# start of SUPPLIED DATA

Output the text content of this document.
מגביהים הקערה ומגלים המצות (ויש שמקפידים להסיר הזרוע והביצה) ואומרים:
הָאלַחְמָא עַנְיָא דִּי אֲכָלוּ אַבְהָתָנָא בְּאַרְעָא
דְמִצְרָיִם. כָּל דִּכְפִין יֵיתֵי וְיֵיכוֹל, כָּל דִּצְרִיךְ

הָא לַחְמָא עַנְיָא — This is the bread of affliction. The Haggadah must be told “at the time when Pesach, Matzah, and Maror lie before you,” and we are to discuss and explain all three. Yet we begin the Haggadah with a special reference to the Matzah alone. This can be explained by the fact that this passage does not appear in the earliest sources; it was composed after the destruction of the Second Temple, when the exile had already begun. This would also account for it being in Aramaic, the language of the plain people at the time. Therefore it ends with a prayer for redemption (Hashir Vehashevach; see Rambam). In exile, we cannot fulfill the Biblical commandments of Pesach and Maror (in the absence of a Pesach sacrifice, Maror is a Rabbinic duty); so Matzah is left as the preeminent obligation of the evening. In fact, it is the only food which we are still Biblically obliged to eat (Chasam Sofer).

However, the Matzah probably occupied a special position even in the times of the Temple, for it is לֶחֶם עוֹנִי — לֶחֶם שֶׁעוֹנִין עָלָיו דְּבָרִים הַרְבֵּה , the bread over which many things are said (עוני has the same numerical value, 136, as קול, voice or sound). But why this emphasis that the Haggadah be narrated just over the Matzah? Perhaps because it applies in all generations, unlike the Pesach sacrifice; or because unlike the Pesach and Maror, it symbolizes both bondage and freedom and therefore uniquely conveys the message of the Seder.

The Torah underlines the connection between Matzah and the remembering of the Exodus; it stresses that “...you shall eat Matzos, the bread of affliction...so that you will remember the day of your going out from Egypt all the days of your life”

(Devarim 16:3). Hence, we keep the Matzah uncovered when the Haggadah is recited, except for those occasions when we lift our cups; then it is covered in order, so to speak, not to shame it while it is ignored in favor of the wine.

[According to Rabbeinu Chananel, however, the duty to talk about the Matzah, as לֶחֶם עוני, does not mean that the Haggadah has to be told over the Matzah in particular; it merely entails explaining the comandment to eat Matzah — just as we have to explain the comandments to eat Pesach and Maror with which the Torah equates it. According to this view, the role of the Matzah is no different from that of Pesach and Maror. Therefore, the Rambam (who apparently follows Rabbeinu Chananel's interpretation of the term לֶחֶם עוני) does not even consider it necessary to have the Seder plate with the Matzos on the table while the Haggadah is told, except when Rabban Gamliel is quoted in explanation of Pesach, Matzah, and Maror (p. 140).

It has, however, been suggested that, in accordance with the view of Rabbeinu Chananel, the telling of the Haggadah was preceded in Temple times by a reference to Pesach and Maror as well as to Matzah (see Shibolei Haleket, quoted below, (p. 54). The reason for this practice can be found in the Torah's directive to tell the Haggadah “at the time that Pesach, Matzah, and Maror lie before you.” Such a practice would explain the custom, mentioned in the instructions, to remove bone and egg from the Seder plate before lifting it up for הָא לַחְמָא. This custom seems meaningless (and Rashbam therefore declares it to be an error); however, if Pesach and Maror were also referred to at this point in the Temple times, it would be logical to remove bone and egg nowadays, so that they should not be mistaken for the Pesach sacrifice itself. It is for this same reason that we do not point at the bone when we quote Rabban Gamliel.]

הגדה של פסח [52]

# end of SUPPLIED DATA

● PROBLEM DETAILS
Extract the listing in its entirety, matching it exactly.

● THE OUTPUT
Output the text content of this document.
מגביהים הקערה ומגלים המצות (ויש שמקפידים להסיר הזרוע והביצה) ואומרים:
הָאלַחְמָא עַנְיָא דִּי אֲכָלוּ אַבְהָתָנָא בְּאַרְעָא
דְמִצְרָיִם. כָּל דִּכְפִין יֵיתֵי וְיֵיכוֹל, כָּל דִּצְרִיךְ

הָא לַחְמָא עַנְיָא — This is the bread of affliction. The Haggadah must be told “at the time when Pesach, Matzah, and Maror lie before you,” and we are to discuss and explain all three. Yet we begin the Haggadah with a special reference to the Matzah alone. This can be explained by the fact that this passage does not appear in the earliest sources; it was composed after the destruction of the Second Temple, when the exile had already begun. This would also account for it being in Aramaic, the language of the plain people at the time. Therefore it ends with a prayer for redemption (Hashir Vehashevach; see Rambam). In exile, we cannot fulfill the Biblical commandments of Pesach and Maror (in the absence of a Pesach sacrifice, Maror is a Rabbinic duty); so Matzah is left as the preeminent obligation of the evening. In fact, it is the only food which we are still Biblically obliged to eat (Chasam Sofer).

However, the Matzah probably occupied a special position even in the times of the Temple, for it is לֶחֶם עוֹנִי — לֶחֶם שֶׁעוֹנִין עָלָיו דְּבָרִים הַרְבֵּה , the bread over which many things are said (עוני has the same numerical value, 136, as קול, voice or sound). But why this emphasis that the Haggadah be narrated just over the Matzah? Perhaps because it applies in all generations, unlike the Pesach sacrifice; or because unlike the Pesach and Maror, it symbolizes both bondage and freedom and therefore uniquely conveys the message of the Seder.

The Torah underlines the connection between Matzah and the remembering of the Exodus; it stresses that “...you shall eat Matzos, the bread of affliction...so that you will remember the day of your going out from Egypt all the days of your life”

(Devarim 16:3). Hence, we keep the Matzah uncovered when the Haggadah is recited, except for those occasions when we lift our cups; then it is covered in order, so to speak, not to shame it while it is ignored in favor of the wine.

[According to Rabbeinu Chananel, however, the duty to talk about the Matzah, as לֶחֶם עוני, does not mean that the Haggadah has to be told over the Matzah in particular; it merely entails explaining the comandment to eat Matzah — just as we have to explain the comandments to eat Pesach and Maror with which the Torah equates it. According to this view, the role of the Matzah is no different from that of Pesach and Maror. Therefore, the Rambam (who apparently follows Rabbeinu Chananel's interpretation of the term לֶחֶם עוני) does not even consider it necessary to have the Seder plate with the Matzos on the table while the Haggadah is told, except when Rabban Gamliel is quoted in explanation of Pesach, Matzah, and Maror (p. 140).

It has, however, been suggested that, in accordance with the view of Rabbeinu Chananel, the telling of the Haggadah was preceded in Temple times by a reference to Pesach and Maror as well as to Matzah (see Shibolei Haleket, quoted below, (p. 54). The reason for this practice can be found in the Torah's directive to tell the Haggadah “at the time that Pesach, Matzah, and Maror lie before you.” Such a practice would explain the custom, mentioned in the instructions, to remove bone and egg from the Seder plate before lifting it up for הָא לַחְמָא. This custom seems meaningless (and Rashbam therefore declares it to be an error); however, if Pesach and Maror were also referred to at this point in the Temple times, it would be logical to remove bone and egg nowadays, so that they should not be mistaken for the Pesach sacrifice itself. It is for this same reason that we do not point at the bone when we quote Rabban Gamliel.]

הגדה של פסח [52]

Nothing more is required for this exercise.